_Brief_.
Each entry below is to be extracted exactly.

_Stored data_.

◇ ◇ ◇ ◇ ◇

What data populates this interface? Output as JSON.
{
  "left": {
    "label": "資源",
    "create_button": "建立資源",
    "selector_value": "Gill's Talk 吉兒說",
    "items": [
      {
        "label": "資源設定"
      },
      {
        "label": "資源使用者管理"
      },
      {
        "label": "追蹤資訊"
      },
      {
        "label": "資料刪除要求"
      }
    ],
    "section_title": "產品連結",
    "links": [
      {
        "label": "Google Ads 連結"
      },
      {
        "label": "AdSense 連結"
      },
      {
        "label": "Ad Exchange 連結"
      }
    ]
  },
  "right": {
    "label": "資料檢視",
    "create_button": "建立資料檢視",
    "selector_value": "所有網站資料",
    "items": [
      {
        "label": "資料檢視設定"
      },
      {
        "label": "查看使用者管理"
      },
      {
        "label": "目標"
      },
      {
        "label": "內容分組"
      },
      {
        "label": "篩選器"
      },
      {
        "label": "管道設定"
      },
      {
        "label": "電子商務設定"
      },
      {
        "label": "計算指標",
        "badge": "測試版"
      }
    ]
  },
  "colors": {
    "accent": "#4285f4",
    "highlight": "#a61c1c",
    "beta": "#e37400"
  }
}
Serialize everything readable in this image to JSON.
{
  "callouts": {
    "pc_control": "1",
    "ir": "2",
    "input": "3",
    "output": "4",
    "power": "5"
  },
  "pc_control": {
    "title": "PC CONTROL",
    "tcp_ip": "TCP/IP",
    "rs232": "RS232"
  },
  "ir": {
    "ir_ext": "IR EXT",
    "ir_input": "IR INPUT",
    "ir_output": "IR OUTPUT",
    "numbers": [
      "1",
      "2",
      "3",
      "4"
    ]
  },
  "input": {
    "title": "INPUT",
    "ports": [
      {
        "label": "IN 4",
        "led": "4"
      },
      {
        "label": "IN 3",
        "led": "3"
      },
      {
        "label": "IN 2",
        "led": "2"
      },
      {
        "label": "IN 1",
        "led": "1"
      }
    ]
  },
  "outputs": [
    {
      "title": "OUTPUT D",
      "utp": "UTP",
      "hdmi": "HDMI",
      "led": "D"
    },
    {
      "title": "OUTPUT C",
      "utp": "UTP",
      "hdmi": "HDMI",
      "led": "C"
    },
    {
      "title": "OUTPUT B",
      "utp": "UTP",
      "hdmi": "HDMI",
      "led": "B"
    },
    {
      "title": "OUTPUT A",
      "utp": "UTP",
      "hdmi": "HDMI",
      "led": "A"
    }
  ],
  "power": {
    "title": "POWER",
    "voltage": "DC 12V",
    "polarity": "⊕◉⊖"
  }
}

◇ ◇ ◇ ◇ ◇

_Exercise result_.
What data populates this interface? Output as JSON.
{
  "left": {
    "label": "資源",
    "create_button": "建立資源",
    "selector_value": "Gill's Talk 吉兒說",
    "items": [
      {
        "label": "資源設定"
      },
      {
        "label": "資源使用者管理"
      },
      {
        "label": "追蹤資訊"
      },
      {
        "label": "資料刪除要求"
      }
    ],
    "section_title": "產品連結",
    "links": [
      {
        "label": "Google Ads 連結"
      },
      {
        "label": "AdSense 連結"
      },
      {
        "label": "Ad Exchange 連結"
      }
    ]
  },
  "right": {
    "label": "資料檢視",
    "create_button": "建立資料檢視",
    "selector_value": "所有網站資料",
    "items": [
      {
        "label": "資料檢視設定"
      },
      {
        "label": "查看使用者管理"
      },
      {
        "label": "目標"
      },
      {
        "label": "內容分組"
      },
      {
        "label": "篩選器"
      },
      {
        "label": "管道設定"
      },
      {
        "label": "電子商務設定"
      },
      {
        "label": "計算指標",
        "badge": "測試版"
      }
    ]
  },
  "colors": {
    "accent": "#4285f4",
    "highlight": "#a61c1c",
    "beta": "#e37400"
  }
}
Serialize everything readable in this image to JSON.
{
  "callouts": {
    "pc_control": "1",
    "ir": "2",
    "input": "3",
    "output": "4",
    "power": "5"
  },
  "pc_control": {
    "title": "PC CONTROL",
    "tcp_ip": "TCP/IP",
    "rs232": "RS232"
  },
  "ir": {
    "ir_ext": "IR EXT",
    "ir_input": "IR INPUT",
    "ir_output": "IR OUTPUT",
    "numbers": [
      "1",
      "2",
      "3",
      "4"
    ]
  },
  "input": {
    "title": "INPUT",
    "ports": [
      {
        "label": "IN 4",
        "led": "4"
      },
      {
        "label": "IN 3",
        "led": "3"
      },
      {
        "label": "IN 2",
        "led": "2"
      },
      {
        "label": "IN 1",
        "led": "1"
      }
    ]
  },
  "outputs": [
    {
      "title": "OUTPUT D",
      "utp": "UTP",
      "hdmi": "HDMI",
      "led": "D"
    },
    {
      "title": "OUTPUT C",
      "utp": "UTP",
      "hdmi": "HDMI",
      "led": "C"
    },
    {
      "title": "OUTPUT B",
      "utp": "UTP",
      "hdmi": "HDMI",
      "led": "B"
    },
    {
      "title": "OUTPUT A",
      "utp": "UTP",
      "hdmi": "HDMI",
      "led": "A"
    }
  ],
  "power": {
    "title": "POWER",
    "voltage": "DC 12V",
    "polarity": "⊕◉⊖"
  }
}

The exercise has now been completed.